EXERCISE GOAL =>
Scan the lines below for the word "moisture". Copy each line you find it in.

SOURCE RECORDS =>
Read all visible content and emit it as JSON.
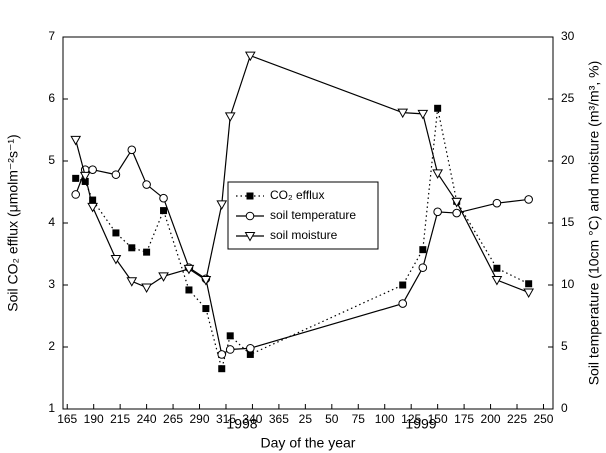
{
  "chart_data": {
    "type": "line",
    "xlabel": "Day of the year",
    "ylabel": "Soil CO₂ efflux (μmolm⁻²s⁻¹)",
    "y2label": "Soil temperature (10cm °C) and moisture (m³/m³, %)",
    "annotations": [
      "1998",
      "1999"
    ],
    "x": [
      173,
      182,
      189,
      211,
      226,
      240,
      256,
      280,
      296,
      311,
      319,
      338,
      482,
      501,
      515,
      533,
      571,
      601
    ],
    "xlim": [
      161,
      624
    ],
    "xticks": [
      165,
      190,
      215,
      240,
      265,
      290,
      315,
      340,
      365,
      {
        "value": 390,
        "label": "25"
      },
      {
        "value": 415,
        "label": "50"
      },
      {
        "value": 440,
        "label": "75"
      },
      {
        "value": 465,
        "label": "100"
      },
      {
        "value": 490,
        "label": "125"
      },
      {
        "value": 515,
        "label": "150"
      },
      {
        "value": 540,
        "label": "175"
      },
      {
        "value": 565,
        "label": "200"
      },
      {
        "value": 590,
        "label": "225"
      },
      {
        "value": 615,
        "label": "250"
      }
    ],
    "ylim": [
      1,
      7
    ],
    "yticks": [
      1,
      2,
      3,
      4,
      5,
      6,
      7
    ],
    "y2lim": [
      0,
      30
    ],
    "y2ticks": [
      0,
      5,
      10,
      15,
      20,
      25,
      30
    ],
    "legend": "center",
    "series": [
      {
        "name": "CO₂ efflux",
        "color": "#000000",
        "line_style": "dotted",
        "marker": "square",
        "values": [
          4.72,
          4.67,
          4.37,
          3.84,
          3.6,
          3.53,
          4.2,
          2.92,
          2.62,
          1.65,
          2.18,
          1.88,
          3.0,
          3.57,
          5.85,
          4.35,
          3.27,
          3.02
        ]
      },
      {
        "name": "soil temperature",
        "color": "#000000",
        "line_style": "solid",
        "marker": "circle",
        "axis": "y2",
        "values": [
          17.3,
          19.3,
          19.3,
          18.9,
          20.9,
          18.1,
          17.0,
          11.4,
          10.5,
          4.4,
          4.8,
          4.9,
          8.5,
          11.4,
          15.9,
          15.8,
          16.6,
          16.9
        ]
      },
      {
        "name": "soil moisture",
        "color": "#000000",
        "line_style": "solid",
        "marker": "triangle",
        "axis": "y2",
        "values": [
          21.7,
          18.8,
          16.3,
          12.1,
          10.3,
          9.8,
          10.7,
          11.3,
          10.4,
          16.5,
          23.6,
          28.5,
          23.9,
          23.8,
          19.0,
          16.7,
          10.4,
          9.4
        ]
      }
    ]
  }
}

COMPLETE OUTPUT =>
    "y2label": "Soil temperature (10cm °C) and moisture (m³/m³, %)",
        "name": "soil moisture",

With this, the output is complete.